## Begin Excerpted records

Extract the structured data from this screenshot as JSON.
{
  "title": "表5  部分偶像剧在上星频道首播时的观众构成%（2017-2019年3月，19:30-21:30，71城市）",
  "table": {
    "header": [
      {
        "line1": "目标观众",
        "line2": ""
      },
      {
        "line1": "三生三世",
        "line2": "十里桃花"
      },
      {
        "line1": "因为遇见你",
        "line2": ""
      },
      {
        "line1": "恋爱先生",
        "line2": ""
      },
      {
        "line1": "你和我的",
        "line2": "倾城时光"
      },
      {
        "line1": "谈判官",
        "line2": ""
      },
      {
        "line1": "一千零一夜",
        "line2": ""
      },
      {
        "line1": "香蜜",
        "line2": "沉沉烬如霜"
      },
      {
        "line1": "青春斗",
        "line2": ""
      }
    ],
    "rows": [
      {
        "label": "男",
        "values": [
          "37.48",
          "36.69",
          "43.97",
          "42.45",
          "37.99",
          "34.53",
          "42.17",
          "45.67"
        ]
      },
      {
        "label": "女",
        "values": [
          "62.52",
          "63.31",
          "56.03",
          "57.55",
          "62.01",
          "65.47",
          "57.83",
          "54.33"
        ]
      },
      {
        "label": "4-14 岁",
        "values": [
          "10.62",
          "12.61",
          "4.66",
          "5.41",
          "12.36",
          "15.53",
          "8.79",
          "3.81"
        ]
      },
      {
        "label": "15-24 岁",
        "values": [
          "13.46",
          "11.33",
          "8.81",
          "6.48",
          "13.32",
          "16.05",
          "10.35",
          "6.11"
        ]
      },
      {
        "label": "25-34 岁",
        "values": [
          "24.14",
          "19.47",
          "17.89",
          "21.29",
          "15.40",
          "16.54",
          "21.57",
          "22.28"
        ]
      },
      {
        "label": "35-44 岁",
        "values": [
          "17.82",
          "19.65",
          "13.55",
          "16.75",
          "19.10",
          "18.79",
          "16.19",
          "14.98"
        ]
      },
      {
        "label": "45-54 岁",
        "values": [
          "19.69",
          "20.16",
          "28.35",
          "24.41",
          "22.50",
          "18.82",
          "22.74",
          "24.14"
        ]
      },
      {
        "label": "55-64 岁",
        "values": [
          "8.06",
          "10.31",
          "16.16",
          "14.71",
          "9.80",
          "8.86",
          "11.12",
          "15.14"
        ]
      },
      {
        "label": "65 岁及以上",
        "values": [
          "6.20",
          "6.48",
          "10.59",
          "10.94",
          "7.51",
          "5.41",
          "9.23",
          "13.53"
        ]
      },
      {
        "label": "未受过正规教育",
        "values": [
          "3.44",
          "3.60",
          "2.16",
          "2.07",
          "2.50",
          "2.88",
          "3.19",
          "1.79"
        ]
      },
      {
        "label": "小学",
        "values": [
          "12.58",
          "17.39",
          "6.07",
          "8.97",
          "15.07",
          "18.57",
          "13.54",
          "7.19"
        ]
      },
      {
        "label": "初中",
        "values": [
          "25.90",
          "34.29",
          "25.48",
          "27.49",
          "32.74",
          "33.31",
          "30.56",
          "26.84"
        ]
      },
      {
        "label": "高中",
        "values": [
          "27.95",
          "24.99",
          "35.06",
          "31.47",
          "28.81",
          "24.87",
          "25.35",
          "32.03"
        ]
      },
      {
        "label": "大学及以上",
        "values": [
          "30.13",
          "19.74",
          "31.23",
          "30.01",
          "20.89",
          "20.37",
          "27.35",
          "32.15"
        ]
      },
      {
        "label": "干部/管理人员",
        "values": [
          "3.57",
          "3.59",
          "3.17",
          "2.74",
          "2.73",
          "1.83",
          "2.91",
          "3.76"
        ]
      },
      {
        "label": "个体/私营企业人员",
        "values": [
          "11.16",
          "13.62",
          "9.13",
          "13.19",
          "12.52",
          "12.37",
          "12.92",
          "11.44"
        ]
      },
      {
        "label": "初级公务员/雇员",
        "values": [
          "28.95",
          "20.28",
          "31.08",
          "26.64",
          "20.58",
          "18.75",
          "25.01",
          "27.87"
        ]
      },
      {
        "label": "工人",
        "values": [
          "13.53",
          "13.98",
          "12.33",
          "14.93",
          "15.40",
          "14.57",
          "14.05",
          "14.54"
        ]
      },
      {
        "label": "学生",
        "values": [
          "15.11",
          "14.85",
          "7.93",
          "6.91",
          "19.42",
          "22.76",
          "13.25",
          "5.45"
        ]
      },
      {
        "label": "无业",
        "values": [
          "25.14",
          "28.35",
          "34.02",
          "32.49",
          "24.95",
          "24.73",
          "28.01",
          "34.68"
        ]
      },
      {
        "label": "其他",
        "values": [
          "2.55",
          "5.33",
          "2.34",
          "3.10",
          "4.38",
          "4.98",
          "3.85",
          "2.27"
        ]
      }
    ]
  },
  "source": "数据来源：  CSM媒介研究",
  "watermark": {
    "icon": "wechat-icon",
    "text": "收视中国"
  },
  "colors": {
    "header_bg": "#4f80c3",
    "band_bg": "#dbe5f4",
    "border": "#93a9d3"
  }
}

## End Excerpted records

__The exercise__. Retype the entries one by one, exactly.

__Correct answer__.
Extract the structured data from this screenshot as JSON.
{
  "title": "表5  部分偶像剧在上星频道首播时的观众构成%（2017-2019年3月，19:30-21:30，71城市）",
  "table": {
    "header": [
      {
        "line1": "目标观众",
        "line2": ""
      },
      {
        "line1": "三生三世",
        "line2": "十里桃花"
      },
      {
        "line1": "因为遇见你",
        "line2": ""
      },
      {
        "line1": "恋爱先生",
        "line2": ""
      },
      {
        "line1": "你和我的",
        "line2": "倾城时光"
      },
      {
        "line1": "谈判官",
        "line2": ""
      },
      {
        "line1": "一千零一夜",
        "line2": ""
      },
      {
        "line1": "香蜜",
        "line2": "沉沉烬如霜"
      },
      {
        "line1": "青春斗",
        "line2": ""
      }
    ],
    "rows": [
      {
        "label": "男",
        "values": [
          "37.48",
          "36.69",
          "43.97",
          "42.45",
          "37.99",
          "34.53",
          "42.17",
          "45.67"
        ]
      },
      {
        "label": "女",
        "values": [
          "62.52",
          "63.31",
          "56.03",
          "57.55",
          "62.01",
          "65.47",
          "57.83",
          "54.33"
        ]
      },
      {
        "label": "4-14 岁",
        "values": [
          "10.62",
          "12.61",
          "4.66",
          "5.41",
          "12.36",
          "15.53",
          "8.79",
          "3.81"
        ]
      },
      {
        "label": "15-24 岁",
        "values": [
          "13.46",
          "11.33",
          "8.81",
          "6.48",
          "13.32",
          "16.05",
          "10.35",
          "6.11"
        ]
      },
      {
        "label": "25-34 岁",
        "values": [
          "24.14",
          "19.47",
          "17.89",
          "21.29",
          "15.40",
          "16.54",
          "21.57",
          "22.28"
        ]
      },
      {
        "label": "35-44 岁",
        "values": [
          "17.82",
          "19.65",
          "13.55",
          "16.75",
          "19.10",
          "18.79",
          "16.19",
          "14.98"
        ]
      },
      {
        "label": "45-54 岁",
        "values": [
          "19.69",
          "20.16",
          "28.35",
          "24.41",
          "22.50",
          "18.82",
          "22.74",
          "24.14"
        ]
      },
      {
        "label": "55-64 岁",
        "values": [
          "8.06",
          "10.31",
          "16.16",
          "14.71",
          "9.80",
          "8.86",
          "11.12",
          "15.14"
        ]
      },
      {
        "label": "65 岁及以上",
        "values": [
          "6.20",
          "6.48",
          "10.59",
          "10.94",
          "7.51",
          "5.41",
          "9.23",
          "13.53"
        ]
      },
      {
        "label": "未受过正规教育",
        "values": [
          "3.44",
          "3.60",
          "2.16",
          "2.07",
          "2.50",
          "2.88",
          "3.19",
          "1.79"
        ]
      },
      {
        "label": "小学",
        "values": [
          "12.58",
          "17.39",
          "6.07",
          "8.97",
          "15.07",
          "18.57",
          "13.54",
          "7.19"
        ]
      },
      {
        "label": "初中",
        "values": [
          "25.90",
          "34.29",
          "25.48",
          "27.49",
          "32.74",
          "33.31",
          "30.56",
          "26.84"
        ]
      },
      {
        "label": "高中",
        "values": [
          "27.95",
          "24.99",
          "35.06",
          "31.47",
          "28.81",
          "24.87",
          "25.35",
          "32.03"
        ]
      },
      {
        "label": "大学及以上",
        "values": [
          "30.13",
          "19.74",
          "31.23",
          "30.01",
          "20.89",
          "20.37",
          "27.35",
          "32.15"
        ]
      },
      {
        "label": "干部/管理人员",
        "values": [
          "3.57",
          "3.59",
          "3.17",
          "2.74",
          "2.73",
          "1.83",
          "2.91",
          "3.76"
        ]
      },
      {
        "label": "个体/私营企业人员",
        "values": [
          "11.16",
          "13.62",
          "9.13",
          "13.19",
          "12.52",
          "12.37",
          "12.92",
          "11.44"
        ]
      },
      {
        "label": "初级公务员/雇员",
        "values": [
          "28.95",
          "20.28",
          "31.08",
          "26.64",
          "20.58",
          "18.75",
          "25.01",
          "27.87"
        ]
      },
      {
        "label": "工人",
        "values": [
          "13.53",
          "13.98",
          "12.33",
          "14.93",
          "15.40",
          "14.57",
          "14.05",
          "14.54"
        ]
      },
      {
        "label": "学生",
        "values": [
          "15.11",
          "14.85",
          "7.93",
          "6.91",
          "19.42",
          "22.76",
          "13.25",
          "5.45"
        ]
      },
      {
        "label": "无业",
        "values": [
          "25.14",
          "28.35",
          "34.02",
          "32.49",
          "24.95",
          "24.73",
          "28.01",
          "34.68"
        ]
      },
      {
        "label": "其他",
        "values": [
          "2.55",
          "5.33",
          "2.34",
          "3.10",
          "4.38",
          "4.98",
          "3.85",
          "2.27"
        ]
      }
    ]
  },
  "source": "数据来源：  CSM媒介研究",
  "watermark": {
    "icon": "wechat-icon",
    "text": "收视中国"
  },
  "colors": {
    "header_bg": "#4f80c3",
    "band_bg": "#dbe5f4",
    "border": "#93a9d3"
  }
}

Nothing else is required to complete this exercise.